What you are asked to do
Repeat every entry word for word, but leave the images out of your copy.

Recorded data
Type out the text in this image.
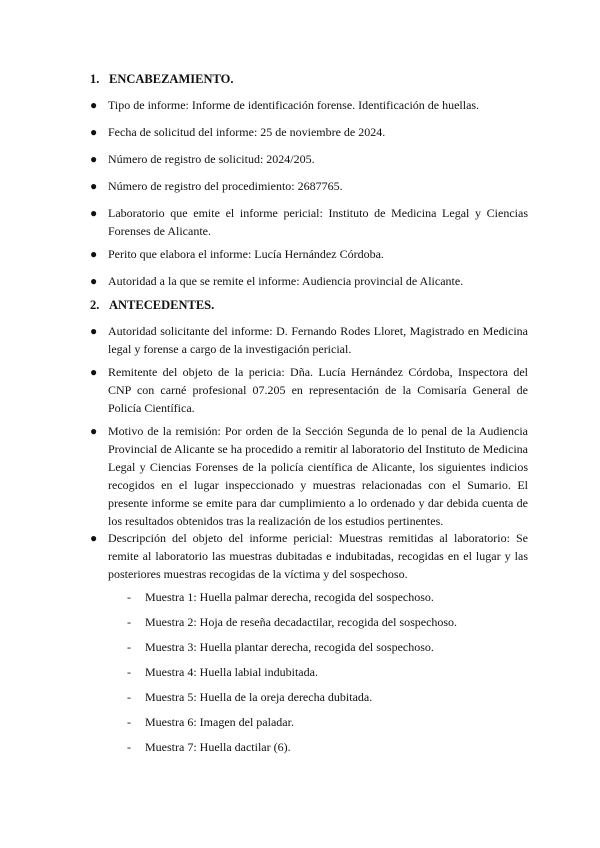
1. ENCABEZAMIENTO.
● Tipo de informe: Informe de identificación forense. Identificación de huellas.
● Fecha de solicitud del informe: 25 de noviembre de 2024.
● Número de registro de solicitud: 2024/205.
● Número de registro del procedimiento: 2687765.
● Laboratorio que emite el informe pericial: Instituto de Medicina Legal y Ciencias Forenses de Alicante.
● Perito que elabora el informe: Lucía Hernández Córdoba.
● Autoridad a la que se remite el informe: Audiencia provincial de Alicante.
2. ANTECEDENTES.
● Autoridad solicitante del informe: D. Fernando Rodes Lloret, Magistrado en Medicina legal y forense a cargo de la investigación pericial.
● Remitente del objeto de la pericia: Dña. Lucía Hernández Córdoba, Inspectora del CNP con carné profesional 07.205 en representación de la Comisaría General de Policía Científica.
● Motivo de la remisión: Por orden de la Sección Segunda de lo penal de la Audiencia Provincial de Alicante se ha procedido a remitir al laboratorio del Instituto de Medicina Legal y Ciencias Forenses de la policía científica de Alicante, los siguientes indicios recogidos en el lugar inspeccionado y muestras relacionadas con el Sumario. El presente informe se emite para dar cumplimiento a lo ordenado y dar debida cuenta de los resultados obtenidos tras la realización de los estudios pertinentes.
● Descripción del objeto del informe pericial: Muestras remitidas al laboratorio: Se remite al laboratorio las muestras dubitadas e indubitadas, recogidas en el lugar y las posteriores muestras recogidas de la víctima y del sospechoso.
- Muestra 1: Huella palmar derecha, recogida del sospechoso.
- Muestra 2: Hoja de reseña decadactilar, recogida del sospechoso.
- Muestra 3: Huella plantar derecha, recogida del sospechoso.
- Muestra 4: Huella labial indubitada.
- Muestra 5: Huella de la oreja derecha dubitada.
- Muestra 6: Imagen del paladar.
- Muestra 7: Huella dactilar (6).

Result of the task
Type out the text in this image.
1. ENCABEZAMIENTO.
● Tipo de informe: Informe de identificación forense. Identificación de huellas.
● Fecha de solicitud del informe: 25 de noviembre de 2024.
● Número de registro de solicitud: 2024/205.
● Número de registro del procedimiento: 2687765.
● Laboratorio que emite el informe pericial: Instituto de Medicina Legal y Ciencias Forenses de Alicante.
● Perito que elabora el informe: Lucía Hernández Córdoba.
● Autoridad a la que se remite el informe: Audiencia provincial de Alicante.
2. ANTECEDENTES.
● Autoridad solicitante del informe: D. Fernando Rodes Lloret, Magistrado en Medicina legal y forense a cargo de la investigación pericial.
● Remitente del objeto de la pericia: Dña. Lucía Hernández Córdoba, Inspectora del CNP con carné profesional 07.205 en representación de la Comisaría General de Policía Científica.
● Motivo de la remisión: Por orden de la Sección Segunda de lo penal de la Audiencia Provincial de Alicante se ha procedido a remitir al laboratorio del Instituto de Medicina Legal y Ciencias Forenses de la policía científica de Alicante, los siguientes indicios recogidos en el lugar inspeccionado y muestras relacionadas con el Sumario. El presente informe se emite para dar cumplimiento a lo ordenado y dar debida cuenta de los resultados obtenidos tras la realización de los estudios pertinentes.
● Descripción del objeto del informe pericial: Muestras remitidas al laboratorio: Se remite al laboratorio las muestras dubitadas e indubitadas, recogidas en el lugar y las posteriores muestras recogidas de la víctima y del sospechoso.
- Muestra 1: Huella palmar derecha, recogida del sospechoso.
- Muestra 2: Hoja de reseña decadactilar, recogida del sospechoso.
- Muestra 3: Huella plantar derecha, recogida del sospechoso.
- Muestra 4: Huella labial indubitada.
- Muestra 5: Huella de la oreja derecha dubitada.
- Muestra 6: Imagen del paladar.
- Muestra 7: Huella dactilar (6).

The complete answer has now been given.